[start RECORD SET]

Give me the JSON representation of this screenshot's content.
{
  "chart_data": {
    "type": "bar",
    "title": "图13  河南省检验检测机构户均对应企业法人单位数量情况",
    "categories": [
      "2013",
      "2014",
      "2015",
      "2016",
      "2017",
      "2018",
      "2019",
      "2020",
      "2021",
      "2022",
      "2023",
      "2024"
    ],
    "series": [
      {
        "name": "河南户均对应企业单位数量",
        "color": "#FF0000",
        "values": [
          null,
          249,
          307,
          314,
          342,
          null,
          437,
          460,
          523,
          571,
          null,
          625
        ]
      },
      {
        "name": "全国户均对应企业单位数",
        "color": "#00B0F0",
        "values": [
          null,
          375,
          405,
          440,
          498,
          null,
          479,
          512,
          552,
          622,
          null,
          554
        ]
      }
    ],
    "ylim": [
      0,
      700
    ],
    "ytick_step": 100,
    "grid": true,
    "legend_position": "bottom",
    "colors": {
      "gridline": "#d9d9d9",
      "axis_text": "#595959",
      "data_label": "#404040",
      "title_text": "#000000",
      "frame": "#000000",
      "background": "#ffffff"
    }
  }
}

[end RECORD SET]

* **EXERCISE REQUIREMENTS**: All of the entries must be written out exactly as they stand.

* **FINISHED EXERCISE**:
Give me the JSON representation of this screenshot's content.
{
  "chart_data": {
    "type": "bar",
    "title": "图13  河南省检验检测机构户均对应企业法人单位数量情况",
    "categories": [
      "2013",
      "2014",
      "2015",
      "2016",
      "2017",
      "2018",
      "2019",
      "2020",
      "2021",
      "2022",
      "2023",
      "2024"
    ],
    "series": [
      {
        "name": "河南户均对应企业单位数量",
        "color": "#FF0000",
        "values": [
          null,
          249,
          307,
          314,
          342,
          null,
          437,
          460,
          523,
          571,
          null,
          625
        ]
      },
      {
        "name": "全国户均对应企业单位数",
        "color": "#00B0F0",
        "values": [
          null,
          375,
          405,
          440,
          498,
          null,
          479,
          512,
          552,
          622,
          null,
          554
        ]
      }
    ],
    "ylim": [
      0,
      700
    ],
    "ytick_step": 100,
    "grid": true,
    "legend_position": "bottom",
    "colors": {
      "gridline": "#d9d9d9",
      "axis_text": "#595959",
      "data_label": "#404040",
      "title_text": "#000000",
      "frame": "#000000",
      "background": "#ffffff"
    }
  }
}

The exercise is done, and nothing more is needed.